WHAT NEEDS TO BE DONE: Would you output the whole listing below, exactly as it reads?

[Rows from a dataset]
— START —

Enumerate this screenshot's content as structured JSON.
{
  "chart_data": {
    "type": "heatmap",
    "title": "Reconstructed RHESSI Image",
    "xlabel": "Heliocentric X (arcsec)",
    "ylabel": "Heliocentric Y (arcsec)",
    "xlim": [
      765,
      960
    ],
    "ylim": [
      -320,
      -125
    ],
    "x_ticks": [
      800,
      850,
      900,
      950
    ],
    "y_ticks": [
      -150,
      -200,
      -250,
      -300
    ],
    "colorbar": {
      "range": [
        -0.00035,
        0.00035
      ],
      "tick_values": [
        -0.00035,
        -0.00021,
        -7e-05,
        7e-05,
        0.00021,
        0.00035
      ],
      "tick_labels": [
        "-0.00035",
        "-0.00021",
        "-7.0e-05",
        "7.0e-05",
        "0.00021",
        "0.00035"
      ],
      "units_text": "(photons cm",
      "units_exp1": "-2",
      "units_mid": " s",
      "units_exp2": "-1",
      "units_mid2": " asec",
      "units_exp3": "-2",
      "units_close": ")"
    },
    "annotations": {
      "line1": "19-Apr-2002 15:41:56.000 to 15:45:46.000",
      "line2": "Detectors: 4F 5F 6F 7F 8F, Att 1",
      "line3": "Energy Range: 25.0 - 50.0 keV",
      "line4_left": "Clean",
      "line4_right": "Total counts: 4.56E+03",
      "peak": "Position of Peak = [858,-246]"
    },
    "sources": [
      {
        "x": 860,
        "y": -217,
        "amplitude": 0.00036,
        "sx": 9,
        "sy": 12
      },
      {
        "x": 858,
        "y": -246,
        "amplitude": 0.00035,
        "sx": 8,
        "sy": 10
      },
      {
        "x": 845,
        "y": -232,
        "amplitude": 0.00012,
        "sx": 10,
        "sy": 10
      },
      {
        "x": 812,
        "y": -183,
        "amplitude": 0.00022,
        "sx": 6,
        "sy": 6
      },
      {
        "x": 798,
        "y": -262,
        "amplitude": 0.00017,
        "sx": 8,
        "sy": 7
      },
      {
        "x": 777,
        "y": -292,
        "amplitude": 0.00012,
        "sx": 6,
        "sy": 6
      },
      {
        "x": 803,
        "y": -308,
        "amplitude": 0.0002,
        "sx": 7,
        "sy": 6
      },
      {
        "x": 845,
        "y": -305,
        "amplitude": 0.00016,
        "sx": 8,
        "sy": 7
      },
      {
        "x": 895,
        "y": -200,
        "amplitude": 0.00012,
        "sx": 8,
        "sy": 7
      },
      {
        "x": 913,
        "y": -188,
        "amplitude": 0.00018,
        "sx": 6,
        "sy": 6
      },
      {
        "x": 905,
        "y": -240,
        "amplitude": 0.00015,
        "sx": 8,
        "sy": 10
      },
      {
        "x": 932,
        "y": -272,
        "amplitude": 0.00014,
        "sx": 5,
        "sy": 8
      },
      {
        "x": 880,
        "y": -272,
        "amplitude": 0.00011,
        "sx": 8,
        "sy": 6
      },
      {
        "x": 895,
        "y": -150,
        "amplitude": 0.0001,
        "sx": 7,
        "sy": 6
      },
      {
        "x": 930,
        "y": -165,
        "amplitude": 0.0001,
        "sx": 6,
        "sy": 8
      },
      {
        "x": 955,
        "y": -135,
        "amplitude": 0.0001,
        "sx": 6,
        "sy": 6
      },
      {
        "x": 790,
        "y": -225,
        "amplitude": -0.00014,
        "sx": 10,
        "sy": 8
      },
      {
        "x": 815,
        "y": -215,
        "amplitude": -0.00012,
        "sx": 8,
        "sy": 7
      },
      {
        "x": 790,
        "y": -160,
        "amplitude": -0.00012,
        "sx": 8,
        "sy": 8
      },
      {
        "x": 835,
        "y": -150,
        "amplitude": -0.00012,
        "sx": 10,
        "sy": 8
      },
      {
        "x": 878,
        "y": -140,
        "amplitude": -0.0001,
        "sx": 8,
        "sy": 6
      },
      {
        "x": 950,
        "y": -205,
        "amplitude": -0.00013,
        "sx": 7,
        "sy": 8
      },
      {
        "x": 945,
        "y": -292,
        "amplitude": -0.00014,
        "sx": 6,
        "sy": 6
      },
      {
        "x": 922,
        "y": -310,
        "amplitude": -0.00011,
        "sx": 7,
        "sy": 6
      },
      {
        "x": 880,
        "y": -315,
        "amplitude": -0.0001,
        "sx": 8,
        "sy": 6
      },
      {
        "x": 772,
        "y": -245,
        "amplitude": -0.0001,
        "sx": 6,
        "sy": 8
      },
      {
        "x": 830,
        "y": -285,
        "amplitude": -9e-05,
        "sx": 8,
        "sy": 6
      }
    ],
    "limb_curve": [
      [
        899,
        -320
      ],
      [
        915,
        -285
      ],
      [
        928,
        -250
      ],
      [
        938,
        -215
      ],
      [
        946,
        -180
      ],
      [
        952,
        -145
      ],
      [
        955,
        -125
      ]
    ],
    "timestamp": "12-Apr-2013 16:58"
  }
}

— END —

THE OUTPUT:
Enumerate this screenshot's content as structured JSON.
{
  "chart_data": {
    "type": "heatmap",
    "title": "Reconstructed RHESSI Image",
    "xlabel": "Heliocentric X (arcsec)",
    "ylabel": "Heliocentric Y (arcsec)",
    "xlim": [
      765,
      960
    ],
    "ylim": [
      -320,
      -125
    ],
    "x_ticks": [
      800,
      850,
      900,
      950
    ],
    "y_ticks": [
      -150,
      -200,
      -250,
      -300
    ],
    "colorbar": {
      "range": [
        -0.00035,
        0.00035
      ],
      "tick_values": [
        -0.00035,
        -0.00021,
        -7e-05,
        7e-05,
        0.00021,
        0.00035
      ],
      "tick_labels": [
        "-0.00035",
        "-0.00021",
        "-7.0e-05",
        "7.0e-05",
        "0.00021",
        "0.00035"
      ],
      "units_text": "(photons cm",
      "units_exp1": "-2",
      "units_mid": " s",
      "units_exp2": "-1",
      "units_mid2": " asec",
      "units_exp3": "-2",
      "units_close": ")"
    },
    "annotations": {
      "line1": "19-Apr-2002 15:41:56.000 to 15:45:46.000",
      "line2": "Detectors: 4F 5F 6F 7F 8F, Att 1",
      "line3": "Energy Range: 25.0 - 50.0 keV",
      "line4_left": "Clean",
      "line4_right": "Total counts: 4.56E+03",
      "peak": "Position of Peak = [858,-246]"
    },
    "sources": [
      {
        "x": 860,
        "y": -217,
        "amplitude": 0.00036,
        "sx": 9,
        "sy": 12
      },
      {
        "x": 858,
        "y": -246,
        "amplitude": 0.00035,
        "sx": 8,
        "sy": 10
      },
      {
        "x": 845,
        "y": -232,
        "amplitude": 0.00012,
        "sx": 10,
        "sy": 10
      },
      {
        "x": 812,
        "y": -183,
        "amplitude": 0.00022,
        "sx": 6,
        "sy": 6
      },
      {
        "x": 798,
        "y": -262,
        "amplitude": 0.00017,
        "sx": 8,
        "sy": 7
      },
      {
        "x": 777,
        "y": -292,
        "amplitude": 0.00012,
        "sx": 6,
        "sy": 6
      },
      {
        "x": 803,
        "y": -308,
        "amplitude": 0.0002,
        "sx": 7,
        "sy": 6
      },
      {
        "x": 845,
        "y": -305,
        "amplitude": 0.00016,
        "sx": 8,
        "sy": 7
      },
      {
        "x": 895,
        "y": -200,
        "amplitude": 0.00012,
        "sx": 8,
        "sy": 7
      },
      {
        "x": 913,
        "y": -188,
        "amplitude": 0.00018,
        "sx": 6,
        "sy": 6
      },
      {
        "x": 905,
        "y": -240,
        "amplitude": 0.00015,
        "sx": 8,
        "sy": 10
      },
      {
        "x": 932,
        "y": -272,
        "amplitude": 0.00014,
        "sx": 5,
        "sy": 8
      },
      {
        "x": 880,
        "y": -272,
        "amplitude": 0.00011,
        "sx": 8,
        "sy": 6
      },
      {
        "x": 895,
        "y": -150,
        "amplitude": 0.0001,
        "sx": 7,
        "sy": 6
      },
      {
        "x": 930,
        "y": -165,
        "amplitude": 0.0001,
        "sx": 6,
        "sy": 8
      },
      {
        "x": 955,
        "y": -135,
        "amplitude": 0.0001,
        "sx": 6,
        "sy": 6
      },
      {
        "x": 790,
        "y": -225,
        "amplitude": -0.00014,
        "sx": 10,
        "sy": 8
      },
      {
        "x": 815,
        "y": -215,
        "amplitude": -0.00012,
        "sx": 8,
        "sy": 7
      },
      {
        "x": 790,
        "y": -160,
        "amplitude": -0.00012,
        "sx": 8,
        "sy": 8
      },
      {
        "x": 835,
        "y": -150,
        "amplitude": -0.00012,
        "sx": 10,
        "sy": 8
      },
      {
        "x": 878,
        "y": -140,
        "amplitude": -0.0001,
        "sx": 8,
        "sy": 6
      },
      {
        "x": 950,
        "y": -205,
        "amplitude": -0.00013,
        "sx": 7,
        "sy": 8
      },
      {
        "x": 945,
        "y": -292,
        "amplitude": -0.00014,
        "sx": 6,
        "sy": 6
      },
      {
        "x": 922,
        "y": -310,
        "amplitude": -0.00011,
        "sx": 7,
        "sy": 6
      },
      {
        "x": 880,
        "y": -315,
        "amplitude": -0.0001,
        "sx": 8,
        "sy": 6
      },
      {
        "x": 772,
        "y": -245,
        "amplitude": -0.0001,
        "sx": 6,
        "sy": 8
      },
      {
        "x": 830,
        "y": -285,
        "amplitude": -9e-05,
        "sx": 8,
        "sy": 6
      }
    ],
    "limb_curve": [
      [
        899,
        -320
      ],
      [
        915,
        -285
      ],
      [
        928,
        -250
      ],
      [
        938,
        -215
      ],
      [
        946,
        -180
      ],
      [
        952,
        -145
      ],
      [
        955,
        -125
      ]
    ],
    "timestamp": "12-Apr-2013 16:58"
  }
}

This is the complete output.